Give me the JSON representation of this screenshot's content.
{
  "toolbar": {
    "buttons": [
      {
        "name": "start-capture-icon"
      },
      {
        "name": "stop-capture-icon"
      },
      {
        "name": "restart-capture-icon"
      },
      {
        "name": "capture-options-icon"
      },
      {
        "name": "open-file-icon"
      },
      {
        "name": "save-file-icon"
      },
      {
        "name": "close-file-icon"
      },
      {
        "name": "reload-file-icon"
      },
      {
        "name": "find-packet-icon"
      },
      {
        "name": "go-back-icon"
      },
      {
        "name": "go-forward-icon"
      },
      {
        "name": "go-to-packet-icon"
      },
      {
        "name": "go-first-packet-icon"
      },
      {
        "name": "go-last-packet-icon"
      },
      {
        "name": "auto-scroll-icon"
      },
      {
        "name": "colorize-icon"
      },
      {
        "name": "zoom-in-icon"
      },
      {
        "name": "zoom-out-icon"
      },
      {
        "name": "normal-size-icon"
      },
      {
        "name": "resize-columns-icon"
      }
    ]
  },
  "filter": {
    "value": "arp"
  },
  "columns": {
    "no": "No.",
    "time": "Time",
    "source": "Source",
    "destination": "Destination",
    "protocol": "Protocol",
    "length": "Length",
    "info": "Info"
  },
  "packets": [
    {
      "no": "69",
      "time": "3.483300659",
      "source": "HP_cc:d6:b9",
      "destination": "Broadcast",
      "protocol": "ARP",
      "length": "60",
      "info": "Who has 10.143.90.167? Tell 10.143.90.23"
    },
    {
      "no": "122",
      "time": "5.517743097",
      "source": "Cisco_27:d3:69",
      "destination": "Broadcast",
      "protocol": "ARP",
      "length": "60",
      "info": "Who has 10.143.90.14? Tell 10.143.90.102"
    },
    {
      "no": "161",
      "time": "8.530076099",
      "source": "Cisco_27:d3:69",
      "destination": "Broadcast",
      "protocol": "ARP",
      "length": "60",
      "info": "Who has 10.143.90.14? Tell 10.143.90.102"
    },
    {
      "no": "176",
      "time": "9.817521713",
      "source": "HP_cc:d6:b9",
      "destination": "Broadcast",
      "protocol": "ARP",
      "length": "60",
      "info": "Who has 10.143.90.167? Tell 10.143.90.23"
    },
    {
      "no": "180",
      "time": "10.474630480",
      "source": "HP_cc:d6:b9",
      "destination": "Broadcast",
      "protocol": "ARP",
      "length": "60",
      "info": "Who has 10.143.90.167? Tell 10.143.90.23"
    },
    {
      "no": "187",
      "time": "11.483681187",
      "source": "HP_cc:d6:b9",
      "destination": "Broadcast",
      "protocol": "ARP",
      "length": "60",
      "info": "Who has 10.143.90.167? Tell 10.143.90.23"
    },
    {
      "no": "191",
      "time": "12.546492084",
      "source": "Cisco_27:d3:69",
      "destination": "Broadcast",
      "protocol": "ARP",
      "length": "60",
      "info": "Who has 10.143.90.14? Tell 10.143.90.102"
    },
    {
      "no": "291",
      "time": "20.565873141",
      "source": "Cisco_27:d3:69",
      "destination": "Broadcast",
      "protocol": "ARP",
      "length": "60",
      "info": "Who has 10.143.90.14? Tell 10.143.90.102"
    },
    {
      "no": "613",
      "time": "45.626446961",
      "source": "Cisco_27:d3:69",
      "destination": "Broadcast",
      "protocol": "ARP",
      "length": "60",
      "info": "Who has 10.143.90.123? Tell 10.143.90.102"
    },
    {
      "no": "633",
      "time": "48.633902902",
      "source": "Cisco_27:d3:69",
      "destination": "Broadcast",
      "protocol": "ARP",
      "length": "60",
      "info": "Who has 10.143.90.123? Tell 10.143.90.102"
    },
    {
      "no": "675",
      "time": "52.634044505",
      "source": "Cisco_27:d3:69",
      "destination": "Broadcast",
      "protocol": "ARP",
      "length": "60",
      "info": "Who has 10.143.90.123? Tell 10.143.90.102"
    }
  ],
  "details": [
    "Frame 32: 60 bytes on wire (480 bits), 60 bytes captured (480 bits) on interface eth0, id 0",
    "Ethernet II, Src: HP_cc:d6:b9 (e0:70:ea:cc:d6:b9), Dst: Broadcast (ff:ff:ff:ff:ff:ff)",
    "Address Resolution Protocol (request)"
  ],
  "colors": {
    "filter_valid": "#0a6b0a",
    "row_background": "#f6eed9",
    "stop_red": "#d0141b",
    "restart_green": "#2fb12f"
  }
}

Required work. Exactly reproduce every record.

Exercise result.
Give me the JSON representation of this screenshot's content.
{
  "toolbar": {
    "buttons": [
      {
        "name": "start-capture-icon"
      },
      {
        "name": "stop-capture-icon"
      },
      {
        "name": "restart-capture-icon"
      },
      {
        "name": "capture-options-icon"
      },
      {
        "name": "open-file-icon"
      },
      {
        "name": "save-file-icon"
      },
      {
        "name": "close-file-icon"
      },
      {
        "name": "reload-file-icon"
      },
      {
        "name": "find-packet-icon"
      },
      {
        "name": "go-back-icon"
      },
      {
        "name": "go-forward-icon"
      },
      {
        "name": "go-to-packet-icon"
      },
      {
        "name": "go-first-packet-icon"
      },
      {
        "name": "go-last-packet-icon"
      },
      {
        "name": "auto-scroll-icon"
      },
      {
        "name": "colorize-icon"
      },
      {
        "name": "zoom-in-icon"
      },
      {
        "name": "zoom-out-icon"
      },
      {
        "name": "normal-size-icon"
      },
      {
        "name": "resize-columns-icon"
      }
    ]
  },
  "filter": {
    "value": "arp"
  },
  "columns": {
    "no": "No.",
    "time": "Time",
    "source": "Source",
    "destination": "Destination",
    "protocol": "Protocol",
    "length": "Length",
    "info": "Info"
  },
  "packets": [
    {
      "no": "69",
      "time": "3.483300659",
      "source": "HP_cc:d6:b9",
      "destination": "Broadcast",
      "protocol": "ARP",
      "length": "60",
      "info": "Who has 10.143.90.167? Tell 10.143.90.23"
    },
    {
      "no": "122",
      "time": "5.517743097",
      "source": "Cisco_27:d3:69",
      "destination": "Broadcast",
      "protocol": "ARP",
      "length": "60",
      "info": "Who has 10.143.90.14? Tell 10.143.90.102"
    },
    {
      "no": "161",
      "time": "8.530076099",
      "source": "Cisco_27:d3:69",
      "destination": "Broadcast",
      "protocol": "ARP",
      "length": "60",
      "info": "Who has 10.143.90.14? Tell 10.143.90.102"
    },
    {
      "no": "176",
      "time": "9.817521713",
      "source": "HP_cc:d6:b9",
      "destination": "Broadcast",
      "protocol": "ARP",
      "length": "60",
      "info": "Who has 10.143.90.167? Tell 10.143.90.23"
    },
    {
      "no": "180",
      "time": "10.474630480",
      "source": "HP_cc:d6:b9",
      "destination": "Broadcast",
      "protocol": "ARP",
      "length": "60",
      "info": "Who has 10.143.90.167? Tell 10.143.90.23"
    },
    {
      "no": "187",
      "time": "11.483681187",
      "source": "HP_cc:d6:b9",
      "destination": "Broadcast",
      "protocol": "ARP",
      "length": "60",
      "info": "Who has 10.143.90.167? Tell 10.143.90.23"
    },
    {
      "no": "191",
      "time": "12.546492084",
      "source": "Cisco_27:d3:69",
      "destination": "Broadcast",
      "protocol": "ARP",
      "length": "60",
      "info": "Who has 10.143.90.14? Tell 10.143.90.102"
    },
    {
      "no": "291",
      "time": "20.565873141",
      "source": "Cisco_27:d3:69",
      "destination": "Broadcast",
      "protocol": "ARP",
      "length": "60",
      "info": "Who has 10.143.90.14? Tell 10.143.90.102"
    },
    {
      "no": "613",
      "time": "45.626446961",
      "source": "Cisco_27:d3:69",
      "destination": "Broadcast",
      "protocol": "ARP",
      "length": "60",
      "info": "Who has 10.143.90.123? Tell 10.143.90.102"
    },
    {
      "no": "633",
      "time": "48.633902902",
      "source": "Cisco_27:d3:69",
      "destination": "Broadcast",
      "protocol": "ARP",
      "length": "60",
      "info": "Who has 10.143.90.123? Tell 10.143.90.102"
    },
    {
      "no": "675",
      "time": "52.634044505",
      "source": "Cisco_27:d3:69",
      "destination": "Broadcast",
      "protocol": "ARP",
      "length": "60",
      "info": "Who has 10.143.90.123? Tell 10.143.90.102"
    }
  ],
  "details": [
    "Frame 32: 60 bytes on wire (480 bits), 60 bytes captured (480 bits) on interface eth0, id 0",
    "Ethernet II, Src: HP_cc:d6:b9 (e0:70:ea:cc:d6:b9), Dst: Broadcast (ff:ff:ff:ff:ff:ff)",
    "Address Resolution Protocol (request)"
  ],
  "colors": {
    "filter_valid": "#0a6b0a",
    "row_background": "#f6eed9",
    "stop_red": "#d0141b",
    "restart_green": "#2fb12f"
  }
}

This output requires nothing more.